Repeat the records below exactly, leaving out every picture.
— BEGIN DATASET ROWS —
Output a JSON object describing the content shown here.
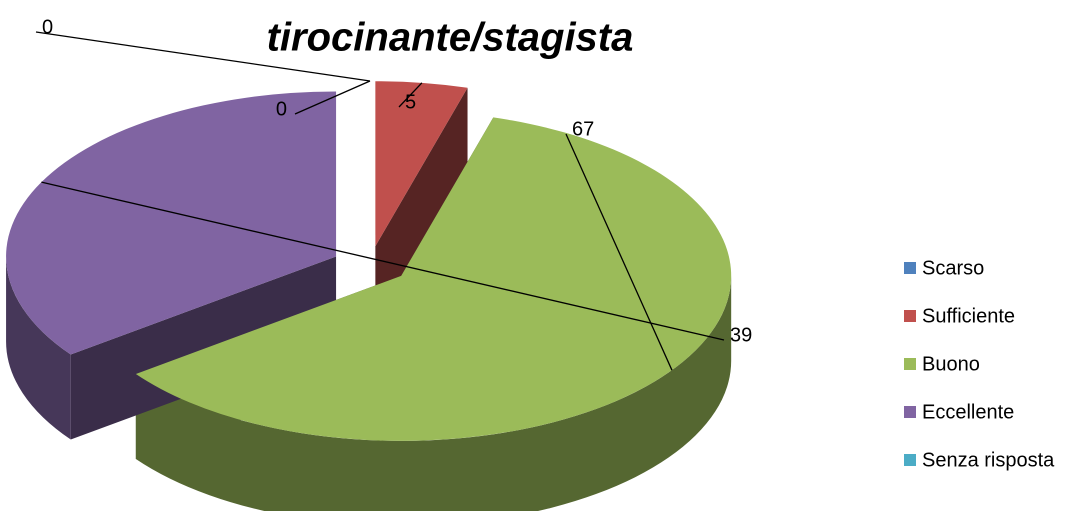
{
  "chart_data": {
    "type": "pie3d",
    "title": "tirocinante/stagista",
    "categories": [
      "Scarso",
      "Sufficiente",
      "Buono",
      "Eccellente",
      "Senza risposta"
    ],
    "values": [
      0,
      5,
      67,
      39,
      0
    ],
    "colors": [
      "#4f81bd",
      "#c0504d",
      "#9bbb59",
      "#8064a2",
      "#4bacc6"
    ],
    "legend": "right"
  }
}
— END DATASET ROWS —
### [SOLUTION]
Output a JSON object describing the content shown here.
{
  "chart_data": {
    "type": "pie3d",
    "title": "tirocinante/stagista",
    "categories": [
      "Scarso",
      "Sufficiente",
      "Buono",
      "Eccellente",
      "Senza risposta"
    ],
    "values": [
      0,
      5,
      67,
      39,
      0
    ],
    "colors": [
      "#4f81bd",
      "#c0504d",
      "#9bbb59",
      "#8064a2",
      "#4bacc6"
    ],
    "legend": "right"
  }
}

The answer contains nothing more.